- _THE PROBLEM_: Transcribe the listing exactly, leaving out every picture.

-------------------------

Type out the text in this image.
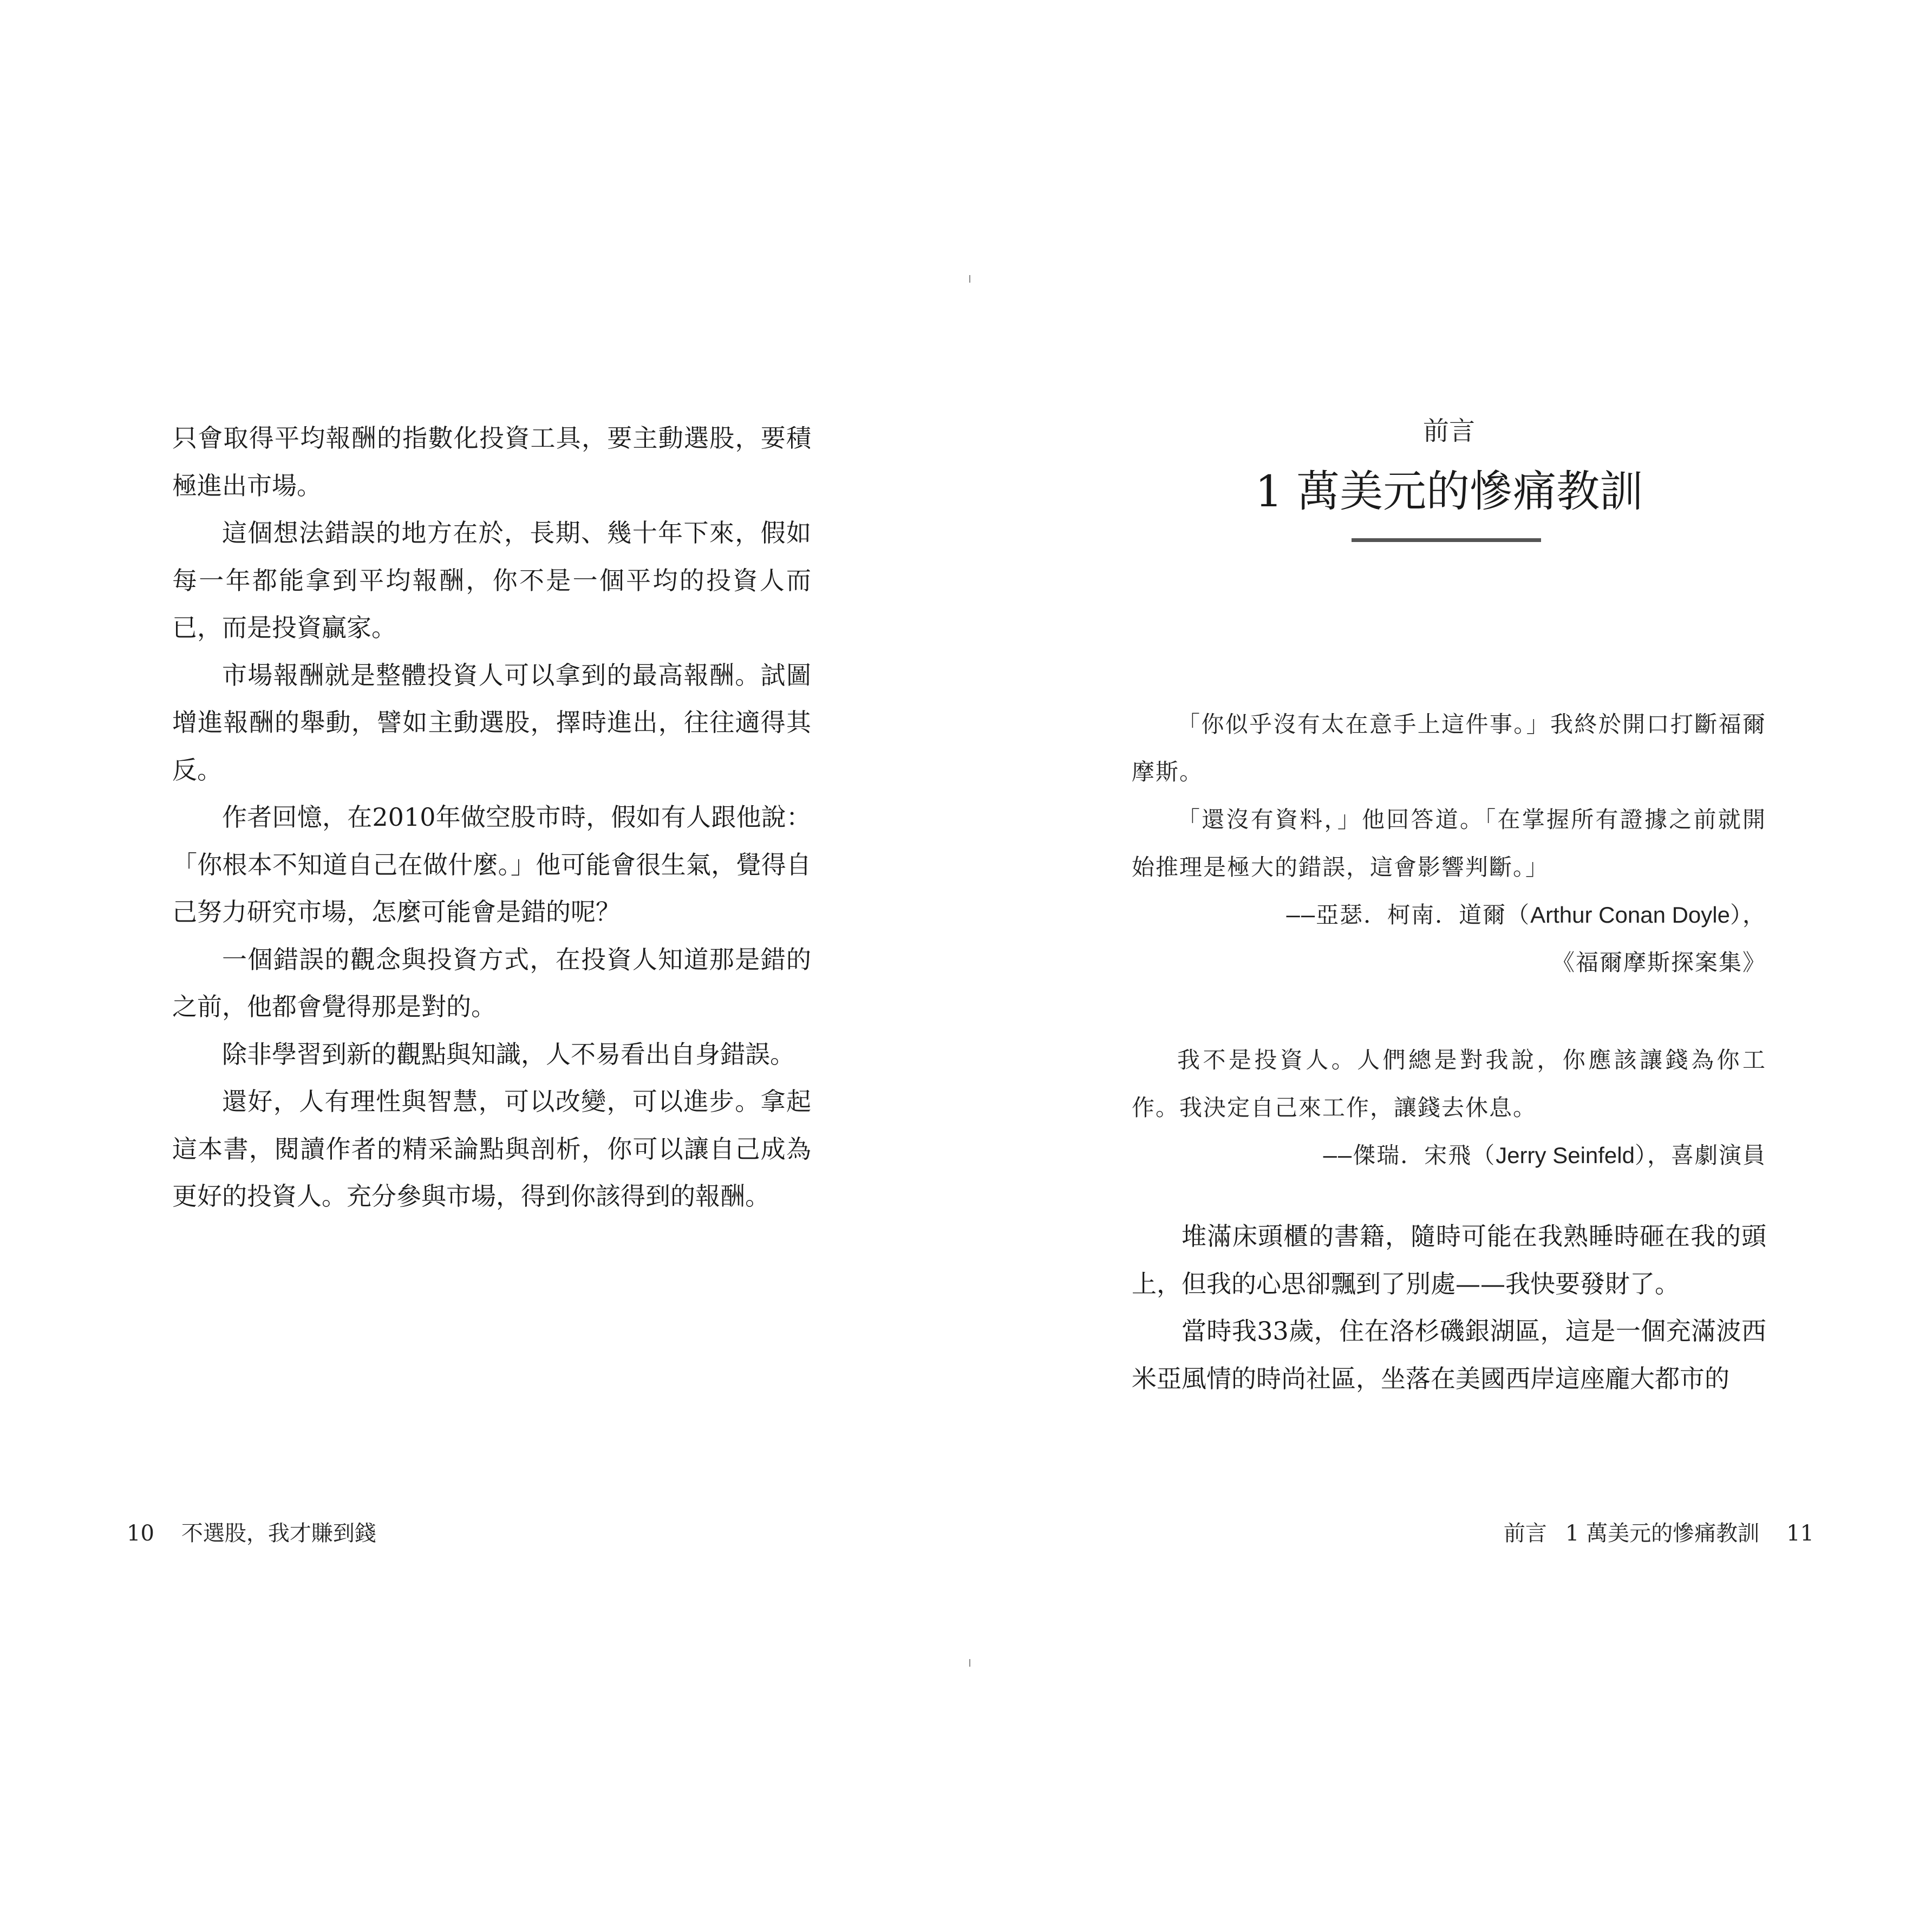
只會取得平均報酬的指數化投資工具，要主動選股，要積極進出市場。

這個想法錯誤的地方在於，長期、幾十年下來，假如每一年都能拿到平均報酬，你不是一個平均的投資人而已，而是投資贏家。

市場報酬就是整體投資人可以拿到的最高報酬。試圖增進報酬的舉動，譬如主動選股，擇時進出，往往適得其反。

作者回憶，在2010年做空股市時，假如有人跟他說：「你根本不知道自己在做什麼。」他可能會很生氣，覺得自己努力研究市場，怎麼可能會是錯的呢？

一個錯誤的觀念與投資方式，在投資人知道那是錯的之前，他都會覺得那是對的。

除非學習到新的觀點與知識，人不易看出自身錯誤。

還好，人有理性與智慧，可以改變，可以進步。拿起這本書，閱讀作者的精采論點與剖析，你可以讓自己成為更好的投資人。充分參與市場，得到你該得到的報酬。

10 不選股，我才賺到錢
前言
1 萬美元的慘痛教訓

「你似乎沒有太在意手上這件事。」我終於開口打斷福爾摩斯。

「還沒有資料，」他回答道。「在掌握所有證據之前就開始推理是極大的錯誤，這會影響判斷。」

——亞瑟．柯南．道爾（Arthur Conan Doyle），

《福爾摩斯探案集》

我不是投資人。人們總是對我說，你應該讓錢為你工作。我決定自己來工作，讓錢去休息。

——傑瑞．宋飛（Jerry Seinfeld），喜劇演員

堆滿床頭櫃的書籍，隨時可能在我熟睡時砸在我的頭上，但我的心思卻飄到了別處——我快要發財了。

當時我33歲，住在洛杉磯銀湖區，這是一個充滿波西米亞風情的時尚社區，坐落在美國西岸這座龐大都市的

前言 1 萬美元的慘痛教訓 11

-------------------------

- _ANSWER TO THE TASK_:
Type out the text in this image.
只會取得平均報酬的指數化投資工具，要主動選股，要積極進出市場。

這個想法錯誤的地方在於，長期、幾十年下來，假如每一年都能拿到平均報酬，你不是一個平均的投資人而已，而是投資贏家。

市場報酬就是整體投資人可以拿到的最高報酬。試圖增進報酬的舉動，譬如主動選股，擇時進出，往往適得其反。

作者回憶，在2010年做空股市時，假如有人跟他說：「你根本不知道自己在做什麼。」他可能會很生氣，覺得自己努力研究市場，怎麼可能會是錯的呢？

一個錯誤的觀念與投資方式，在投資人知道那是錯的之前，他都會覺得那是對的。

除非學習到新的觀點與知識，人不易看出自身錯誤。

還好，人有理性與智慧，可以改變，可以進步。拿起這本書，閱讀作者的精采論點與剖析，你可以讓自己成為更好的投資人。充分參與市場，得到你該得到的報酬。

10 不選股，我才賺到錢
前言
1 萬美元的慘痛教訓

「你似乎沒有太在意手上這件事。」我終於開口打斷福爾摩斯。

「還沒有資料，」他回答道。「在掌握所有證據之前就開始推理是極大的錯誤，這會影響判斷。」

——亞瑟．柯南．道爾（Arthur Conan Doyle），

《福爾摩斯探案集》

我不是投資人。人們總是對我說，你應該讓錢為你工作。我決定自己來工作，讓錢去休息。

——傑瑞．宋飛（Jerry Seinfeld），喜劇演員

堆滿床頭櫃的書籍，隨時可能在我熟睡時砸在我的頭上，但我的心思卻飄到了別處——我快要發財了。

當時我33歲，住在洛杉磯銀湖區，這是一個充滿波西米亞風情的時尚社區，坐落在美國西岸這座龐大都市的

前言 1 萬美元的慘痛教訓 11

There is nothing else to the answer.